# [Rows from a dataset]
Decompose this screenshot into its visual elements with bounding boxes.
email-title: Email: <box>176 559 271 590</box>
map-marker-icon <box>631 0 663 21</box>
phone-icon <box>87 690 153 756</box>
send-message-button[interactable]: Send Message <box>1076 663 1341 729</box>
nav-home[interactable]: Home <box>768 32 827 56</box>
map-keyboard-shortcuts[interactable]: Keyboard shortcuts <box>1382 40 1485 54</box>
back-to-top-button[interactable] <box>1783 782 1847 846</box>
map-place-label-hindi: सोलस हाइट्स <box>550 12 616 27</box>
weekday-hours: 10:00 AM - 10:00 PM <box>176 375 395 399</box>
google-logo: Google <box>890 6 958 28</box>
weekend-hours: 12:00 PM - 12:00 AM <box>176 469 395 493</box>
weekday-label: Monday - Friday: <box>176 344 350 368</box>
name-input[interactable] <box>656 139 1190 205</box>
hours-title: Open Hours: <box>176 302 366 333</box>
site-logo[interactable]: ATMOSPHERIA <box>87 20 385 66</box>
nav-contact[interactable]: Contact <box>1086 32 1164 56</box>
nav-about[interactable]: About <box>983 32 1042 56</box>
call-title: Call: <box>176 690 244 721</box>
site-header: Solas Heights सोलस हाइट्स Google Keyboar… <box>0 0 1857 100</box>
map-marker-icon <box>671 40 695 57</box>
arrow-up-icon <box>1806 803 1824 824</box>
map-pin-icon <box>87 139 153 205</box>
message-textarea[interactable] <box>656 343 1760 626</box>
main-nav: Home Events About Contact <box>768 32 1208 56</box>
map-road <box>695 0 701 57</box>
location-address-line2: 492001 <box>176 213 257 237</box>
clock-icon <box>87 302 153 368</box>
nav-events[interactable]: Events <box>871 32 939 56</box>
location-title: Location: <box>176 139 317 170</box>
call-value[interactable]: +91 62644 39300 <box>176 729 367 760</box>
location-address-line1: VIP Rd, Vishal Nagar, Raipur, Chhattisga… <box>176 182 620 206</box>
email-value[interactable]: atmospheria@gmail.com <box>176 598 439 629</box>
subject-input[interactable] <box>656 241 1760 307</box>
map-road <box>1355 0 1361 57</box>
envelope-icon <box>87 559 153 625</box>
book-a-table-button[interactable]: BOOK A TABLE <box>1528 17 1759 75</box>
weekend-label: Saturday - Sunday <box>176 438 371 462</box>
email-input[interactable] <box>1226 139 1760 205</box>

# [REQUIRED WORK]
Copy out the records above, changing "map-road" to "map-street" wherever it occurs and leaving everything else as it is.

# [WRITTEN RESPONSE]
Decompose this screenshot into its visual elements with bounding boxes.
email-title: Email: <box>176 559 271 590</box>
map-marker-icon <box>631 0 663 21</box>
phone-icon <box>87 690 153 756</box>
send-message-button[interactable]: Send Message <box>1076 663 1341 729</box>
nav-home[interactable]: Home <box>768 32 827 56</box>
map-keyboard-shortcuts[interactable]: Keyboard shortcuts <box>1382 40 1485 54</box>
back-to-top-button[interactable] <box>1783 782 1847 846</box>
map-place-label-hindi: सोलस हाइट्स <box>550 12 616 27</box>
weekday-hours: 10:00 AM - 10:00 PM <box>176 375 395 399</box>
google-logo: Google <box>890 6 958 28</box>
weekend-hours: 12:00 PM - 12:00 AM <box>176 469 395 493</box>
weekday-label: Monday - Friday: <box>176 344 350 368</box>
name-input[interactable] <box>656 139 1190 205</box>
hours-title: Open Hours: <box>176 302 366 333</box>
site-logo[interactable]: ATMOSPHERIA <box>87 20 385 66</box>
nav-contact[interactable]: Contact <box>1086 32 1164 56</box>
nav-about[interactable]: About <box>983 32 1042 56</box>
call-title: Call: <box>176 690 244 721</box>
site-header: Solas Heights सोलस हाइट्स Google Keyboar… <box>0 0 1857 100</box>
map-marker-icon <box>671 40 695 57</box>
arrow-up-icon <box>1806 803 1824 824</box>
map-pin-icon <box>87 139 153 205</box>
message-textarea[interactable] <box>656 343 1760 626</box>
main-nav: Home Events About Contact <box>768 32 1208 56</box>
map-street <box>695 0 701 57</box>
location-address-line2: 492001 <box>176 213 257 237</box>
clock-icon <box>87 302 153 368</box>
nav-events[interactable]: Events <box>871 32 939 56</box>
location-title: Location: <box>176 139 317 170</box>
call-value[interactable]: +91 62644 39300 <box>176 729 367 760</box>
location-address-line1: VIP Rd, Vishal Nagar, Raipur, Chhattisga… <box>176 182 620 206</box>
email-value[interactable]: atmospheria@gmail.com <box>176 598 439 629</box>
subject-input[interactable] <box>656 241 1760 307</box>
map-street <box>1355 0 1361 57</box>
envelope-icon <box>87 559 153 625</box>
book-a-table-button[interactable]: BOOK A TABLE <box>1528 17 1759 75</box>
weekend-label: Saturday - Sunday <box>176 438 371 462</box>
email-input[interactable] <box>1226 139 1760 205</box>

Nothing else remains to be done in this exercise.